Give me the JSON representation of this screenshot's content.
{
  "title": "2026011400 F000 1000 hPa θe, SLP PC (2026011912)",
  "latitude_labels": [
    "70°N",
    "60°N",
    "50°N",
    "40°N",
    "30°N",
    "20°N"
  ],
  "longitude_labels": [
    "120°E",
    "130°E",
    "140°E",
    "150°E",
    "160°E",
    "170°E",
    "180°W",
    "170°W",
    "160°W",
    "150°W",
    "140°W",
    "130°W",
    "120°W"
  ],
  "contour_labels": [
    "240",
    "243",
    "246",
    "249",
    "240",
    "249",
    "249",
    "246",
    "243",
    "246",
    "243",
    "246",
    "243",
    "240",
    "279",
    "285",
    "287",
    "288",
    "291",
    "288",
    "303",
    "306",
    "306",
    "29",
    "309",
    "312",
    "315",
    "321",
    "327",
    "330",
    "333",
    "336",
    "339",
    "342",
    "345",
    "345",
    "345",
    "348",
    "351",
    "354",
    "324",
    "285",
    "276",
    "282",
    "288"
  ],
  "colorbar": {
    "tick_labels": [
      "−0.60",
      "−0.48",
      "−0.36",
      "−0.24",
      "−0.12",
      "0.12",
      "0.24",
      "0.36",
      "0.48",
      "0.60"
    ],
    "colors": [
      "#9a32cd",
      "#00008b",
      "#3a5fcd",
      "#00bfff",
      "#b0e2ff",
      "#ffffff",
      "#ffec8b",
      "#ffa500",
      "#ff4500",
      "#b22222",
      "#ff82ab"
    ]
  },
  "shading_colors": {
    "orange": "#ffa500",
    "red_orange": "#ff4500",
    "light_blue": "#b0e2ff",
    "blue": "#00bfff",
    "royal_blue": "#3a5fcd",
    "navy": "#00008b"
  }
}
□ □ □ □ □
Write out all records exactly, keeping every detail.

* Solution to this problem:
Give me the JSON representation of this screenshot's content.
{
  "title": "2026011400 F000 1000 hPa θe, SLP PC (2026011912)",
  "latitude_labels": [
    "70°N",
    "60°N",
    "50°N",
    "40°N",
    "30°N",
    "20°N"
  ],
  "longitude_labels": [
    "120°E",
    "130°E",
    "140°E",
    "150°E",
    "160°E",
    "170°E",
    "180°W",
    "170°W",
    "160°W",
    "150°W",
    "140°W",
    "130°W",
    "120°W"
  ],
  "contour_labels": [
    "240",
    "243",
    "246",
    "249",
    "240",
    "249",
    "249",
    "246",
    "243",
    "246",
    "243",
    "246",
    "243",
    "240",
    "279",
    "285",
    "287",
    "288",
    "291",
    "288",
    "303",
    "306",
    "306",
    "29",
    "309",
    "312",
    "315",
    "321",
    "327",
    "330",
    "333",
    "336",
    "339",
    "342",
    "345",
    "345",
    "345",
    "348",
    "351",
    "354",
    "324",
    "285",
    "276",
    "282",
    "288"
  ],
  "colorbar": {
    "tick_labels": [
      "−0.60",
      "−0.48",
      "−0.36",
      "−0.24",
      "−0.12",
      "0.12",
      "0.24",
      "0.36",
      "0.48",
      "0.60"
    ],
    "colors": [
      "#9a32cd",
      "#00008b",
      "#3a5fcd",
      "#00bfff",
      "#b0e2ff",
      "#ffffff",
      "#ffec8b",
      "#ffa500",
      "#ff4500",
      "#b22222",
      "#ff82ab"
    ]
  },
  "shading_colors": {
    "orange": "#ffa500",
    "red_orange": "#ff4500",
    "light_blue": "#b0e2ff",
    "blue": "#00bfff",
    "royal_blue": "#3a5fcd",
    "navy": "#00008b"
  }
}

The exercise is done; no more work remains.